━━ Data records
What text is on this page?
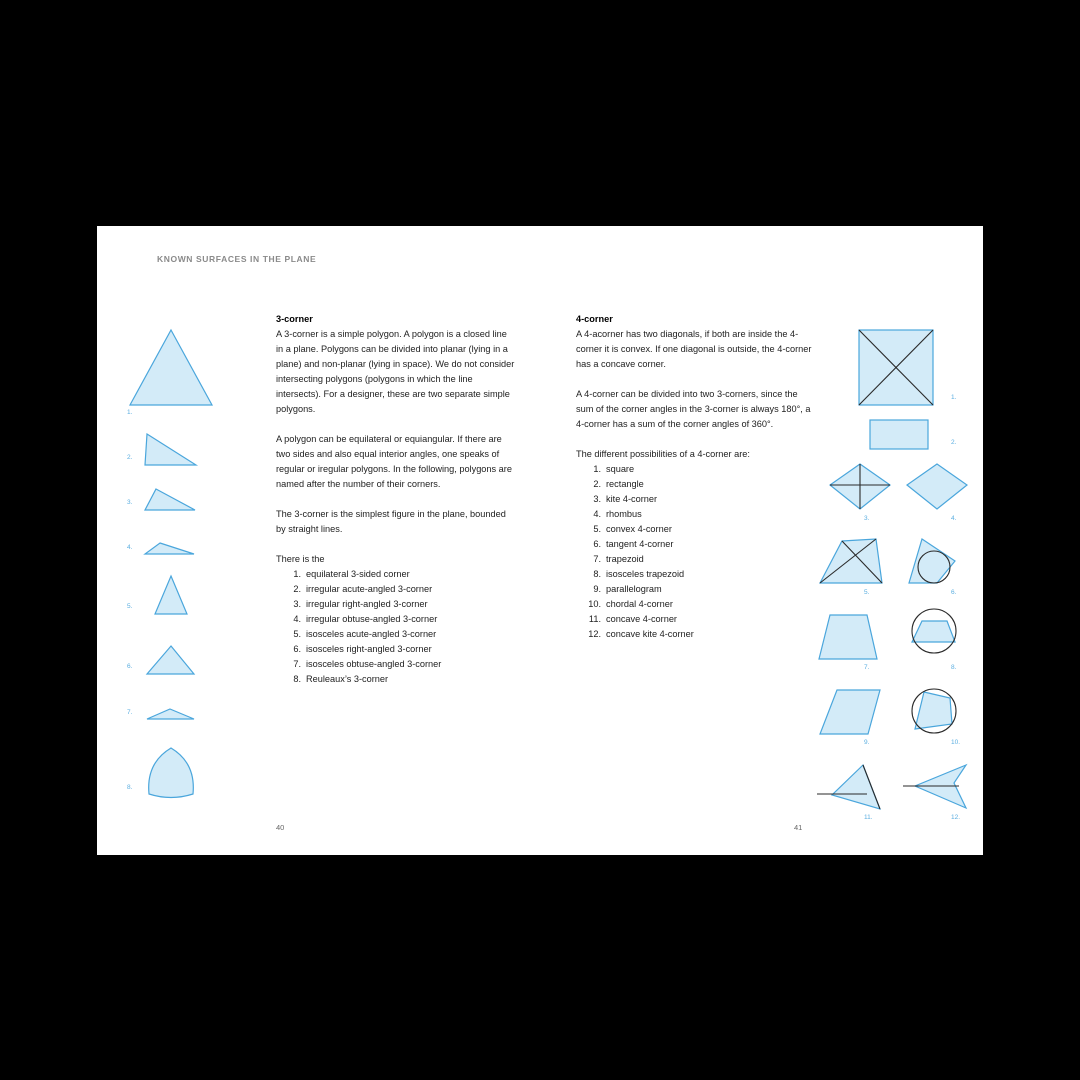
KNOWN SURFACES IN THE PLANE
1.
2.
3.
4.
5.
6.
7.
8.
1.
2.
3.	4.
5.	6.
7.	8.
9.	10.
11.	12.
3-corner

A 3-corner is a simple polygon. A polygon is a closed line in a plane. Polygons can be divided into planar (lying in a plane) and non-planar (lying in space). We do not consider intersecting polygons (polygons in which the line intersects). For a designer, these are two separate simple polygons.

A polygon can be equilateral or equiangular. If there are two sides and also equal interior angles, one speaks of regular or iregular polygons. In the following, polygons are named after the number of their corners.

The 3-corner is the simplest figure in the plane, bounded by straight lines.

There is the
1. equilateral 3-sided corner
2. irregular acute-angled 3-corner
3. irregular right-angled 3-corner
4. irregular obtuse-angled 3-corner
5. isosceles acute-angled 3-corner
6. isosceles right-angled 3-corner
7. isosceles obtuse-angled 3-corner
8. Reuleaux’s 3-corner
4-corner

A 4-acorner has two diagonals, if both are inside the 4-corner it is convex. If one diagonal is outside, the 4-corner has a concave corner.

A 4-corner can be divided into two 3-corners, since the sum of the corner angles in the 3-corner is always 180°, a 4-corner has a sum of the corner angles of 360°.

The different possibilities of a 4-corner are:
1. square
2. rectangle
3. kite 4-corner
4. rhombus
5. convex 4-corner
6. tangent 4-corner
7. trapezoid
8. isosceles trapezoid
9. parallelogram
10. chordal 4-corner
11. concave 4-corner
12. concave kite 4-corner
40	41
━━━━
━━ Data records
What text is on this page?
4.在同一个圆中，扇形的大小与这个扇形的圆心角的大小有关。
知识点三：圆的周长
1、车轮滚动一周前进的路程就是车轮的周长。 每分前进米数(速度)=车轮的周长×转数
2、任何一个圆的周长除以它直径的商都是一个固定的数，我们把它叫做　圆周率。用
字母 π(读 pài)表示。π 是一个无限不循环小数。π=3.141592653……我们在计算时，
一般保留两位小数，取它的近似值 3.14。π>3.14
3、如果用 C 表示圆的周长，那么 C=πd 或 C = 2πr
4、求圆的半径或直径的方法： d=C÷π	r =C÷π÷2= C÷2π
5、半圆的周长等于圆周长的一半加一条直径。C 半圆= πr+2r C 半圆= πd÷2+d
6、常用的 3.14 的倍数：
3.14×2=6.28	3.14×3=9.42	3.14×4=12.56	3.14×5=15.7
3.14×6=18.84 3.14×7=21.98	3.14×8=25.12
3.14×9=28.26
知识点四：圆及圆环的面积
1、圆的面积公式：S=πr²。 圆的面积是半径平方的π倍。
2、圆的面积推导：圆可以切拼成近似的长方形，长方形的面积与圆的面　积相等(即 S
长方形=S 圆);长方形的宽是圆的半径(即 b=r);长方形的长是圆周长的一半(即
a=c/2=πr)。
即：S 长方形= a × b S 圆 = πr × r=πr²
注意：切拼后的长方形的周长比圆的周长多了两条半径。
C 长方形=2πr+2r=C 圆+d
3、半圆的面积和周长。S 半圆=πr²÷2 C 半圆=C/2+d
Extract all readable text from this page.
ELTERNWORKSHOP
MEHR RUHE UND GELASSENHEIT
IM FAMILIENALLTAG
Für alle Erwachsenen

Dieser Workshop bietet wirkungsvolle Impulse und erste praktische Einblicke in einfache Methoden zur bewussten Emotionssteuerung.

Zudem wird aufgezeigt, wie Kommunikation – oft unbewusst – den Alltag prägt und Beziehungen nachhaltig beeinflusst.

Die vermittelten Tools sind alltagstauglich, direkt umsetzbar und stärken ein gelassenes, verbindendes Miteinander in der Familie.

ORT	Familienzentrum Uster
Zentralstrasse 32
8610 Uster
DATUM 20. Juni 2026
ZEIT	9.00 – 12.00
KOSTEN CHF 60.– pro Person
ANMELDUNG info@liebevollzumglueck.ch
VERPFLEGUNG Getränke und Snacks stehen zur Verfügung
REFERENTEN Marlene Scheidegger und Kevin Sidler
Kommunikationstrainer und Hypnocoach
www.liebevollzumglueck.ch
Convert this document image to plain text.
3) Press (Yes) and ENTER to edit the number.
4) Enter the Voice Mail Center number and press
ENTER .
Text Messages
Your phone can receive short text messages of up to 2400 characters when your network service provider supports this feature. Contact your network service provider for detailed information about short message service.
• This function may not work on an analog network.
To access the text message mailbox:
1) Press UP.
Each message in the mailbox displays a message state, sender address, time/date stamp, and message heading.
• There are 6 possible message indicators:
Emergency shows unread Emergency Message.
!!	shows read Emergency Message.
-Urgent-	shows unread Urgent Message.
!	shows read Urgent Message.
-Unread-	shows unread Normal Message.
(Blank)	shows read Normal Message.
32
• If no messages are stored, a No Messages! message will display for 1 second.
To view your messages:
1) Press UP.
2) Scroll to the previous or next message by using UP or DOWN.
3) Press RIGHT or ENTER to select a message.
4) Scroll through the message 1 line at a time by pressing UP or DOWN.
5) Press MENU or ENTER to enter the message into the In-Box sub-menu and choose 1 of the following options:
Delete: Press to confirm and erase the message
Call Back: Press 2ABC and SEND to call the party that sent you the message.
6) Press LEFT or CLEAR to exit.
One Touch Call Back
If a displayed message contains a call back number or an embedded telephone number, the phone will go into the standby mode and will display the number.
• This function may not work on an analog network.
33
━━━━
The task
Going through the data, tally the lines containing "Scroll" and report only the result.

Expected answer
2